→ **The input**:
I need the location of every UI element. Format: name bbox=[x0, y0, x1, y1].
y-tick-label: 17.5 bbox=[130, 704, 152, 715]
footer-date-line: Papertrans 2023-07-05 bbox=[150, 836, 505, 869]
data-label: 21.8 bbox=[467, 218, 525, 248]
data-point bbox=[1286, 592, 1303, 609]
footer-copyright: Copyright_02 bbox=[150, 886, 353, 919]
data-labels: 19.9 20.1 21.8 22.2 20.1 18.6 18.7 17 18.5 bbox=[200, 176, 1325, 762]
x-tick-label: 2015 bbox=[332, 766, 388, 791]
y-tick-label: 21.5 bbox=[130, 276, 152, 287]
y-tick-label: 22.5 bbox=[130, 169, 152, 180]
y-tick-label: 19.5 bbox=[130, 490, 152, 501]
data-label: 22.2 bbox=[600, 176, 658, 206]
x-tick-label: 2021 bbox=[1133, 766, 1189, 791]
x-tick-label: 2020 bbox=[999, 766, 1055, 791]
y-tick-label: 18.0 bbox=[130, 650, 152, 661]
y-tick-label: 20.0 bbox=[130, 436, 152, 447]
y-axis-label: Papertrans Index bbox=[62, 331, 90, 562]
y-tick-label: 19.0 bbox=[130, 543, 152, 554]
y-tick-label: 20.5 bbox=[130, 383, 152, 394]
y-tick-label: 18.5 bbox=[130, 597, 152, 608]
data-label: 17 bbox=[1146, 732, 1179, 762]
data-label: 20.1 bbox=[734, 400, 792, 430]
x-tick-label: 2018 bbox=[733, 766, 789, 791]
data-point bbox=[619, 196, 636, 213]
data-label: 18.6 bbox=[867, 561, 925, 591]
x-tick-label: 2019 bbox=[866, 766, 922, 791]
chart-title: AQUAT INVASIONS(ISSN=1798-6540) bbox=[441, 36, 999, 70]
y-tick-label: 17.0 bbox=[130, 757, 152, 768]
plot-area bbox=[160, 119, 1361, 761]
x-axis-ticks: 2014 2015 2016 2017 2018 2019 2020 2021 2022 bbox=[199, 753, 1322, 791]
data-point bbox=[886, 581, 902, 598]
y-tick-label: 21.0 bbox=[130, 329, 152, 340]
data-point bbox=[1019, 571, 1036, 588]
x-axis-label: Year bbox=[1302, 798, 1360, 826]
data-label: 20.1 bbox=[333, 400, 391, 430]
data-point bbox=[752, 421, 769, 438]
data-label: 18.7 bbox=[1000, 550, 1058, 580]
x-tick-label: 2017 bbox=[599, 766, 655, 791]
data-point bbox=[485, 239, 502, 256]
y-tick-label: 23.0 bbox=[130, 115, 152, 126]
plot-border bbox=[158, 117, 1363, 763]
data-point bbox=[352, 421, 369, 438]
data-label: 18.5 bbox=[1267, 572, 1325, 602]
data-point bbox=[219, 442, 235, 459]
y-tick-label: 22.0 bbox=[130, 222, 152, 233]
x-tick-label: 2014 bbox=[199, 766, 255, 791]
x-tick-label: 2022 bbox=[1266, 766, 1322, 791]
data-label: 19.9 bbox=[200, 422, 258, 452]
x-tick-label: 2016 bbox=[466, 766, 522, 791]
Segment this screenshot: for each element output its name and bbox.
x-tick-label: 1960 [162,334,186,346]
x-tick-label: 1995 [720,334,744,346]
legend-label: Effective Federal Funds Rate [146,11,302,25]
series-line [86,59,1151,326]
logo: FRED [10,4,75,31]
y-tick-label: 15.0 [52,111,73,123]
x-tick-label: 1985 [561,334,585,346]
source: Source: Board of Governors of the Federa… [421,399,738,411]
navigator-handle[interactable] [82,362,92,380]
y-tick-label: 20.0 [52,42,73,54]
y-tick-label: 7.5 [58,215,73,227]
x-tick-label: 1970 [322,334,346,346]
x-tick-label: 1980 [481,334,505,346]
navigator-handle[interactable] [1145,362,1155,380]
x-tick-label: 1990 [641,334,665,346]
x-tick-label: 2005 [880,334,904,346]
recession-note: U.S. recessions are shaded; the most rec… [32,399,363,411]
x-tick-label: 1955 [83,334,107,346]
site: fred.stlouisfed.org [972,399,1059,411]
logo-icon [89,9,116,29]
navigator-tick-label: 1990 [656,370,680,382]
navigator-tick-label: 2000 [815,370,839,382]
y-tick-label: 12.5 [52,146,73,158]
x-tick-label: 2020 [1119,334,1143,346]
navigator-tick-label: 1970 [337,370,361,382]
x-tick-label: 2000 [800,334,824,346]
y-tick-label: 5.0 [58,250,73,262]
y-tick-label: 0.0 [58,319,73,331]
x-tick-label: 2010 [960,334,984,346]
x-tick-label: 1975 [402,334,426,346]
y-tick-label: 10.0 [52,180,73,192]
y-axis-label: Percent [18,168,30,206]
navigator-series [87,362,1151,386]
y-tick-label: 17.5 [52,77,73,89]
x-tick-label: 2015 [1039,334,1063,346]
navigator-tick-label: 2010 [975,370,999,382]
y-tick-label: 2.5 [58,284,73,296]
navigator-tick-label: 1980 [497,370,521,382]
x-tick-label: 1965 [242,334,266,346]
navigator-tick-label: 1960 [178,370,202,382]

→ **Problem details**: Repeat the entries without any change, starting at the first line and ending at the line containing "x-tick-label: 2021 bbox=[1133, 766, 1189, 791]".

→ **Final answer**:
I need the location of every UI element. Format: name bbox=[x0, y0, x1, y1].
y-tick-label: 17.5 bbox=[130, 704, 152, 715]
footer-date-line: Papertrans 2023-07-05 bbox=[150, 836, 505, 869]
data-label: 21.8 bbox=[467, 218, 525, 248]
data-point bbox=[1286, 592, 1303, 609]
footer-copyright: Copyright_02 bbox=[150, 886, 353, 919]
data-labels: 19.9 20.1 21.8 22.2 20.1 18.6 18.7 17 18.5 bbox=[200, 176, 1325, 762]
x-tick-label: 2015 bbox=[332, 766, 388, 791]
y-tick-label: 21.5 bbox=[130, 276, 152, 287]
y-tick-label: 22.5 bbox=[130, 169, 152, 180]
y-tick-label: 19.5 bbox=[130, 490, 152, 501]
data-label: 22.2 bbox=[600, 176, 658, 206]
x-tick-label: 2021 bbox=[1133, 766, 1189, 791]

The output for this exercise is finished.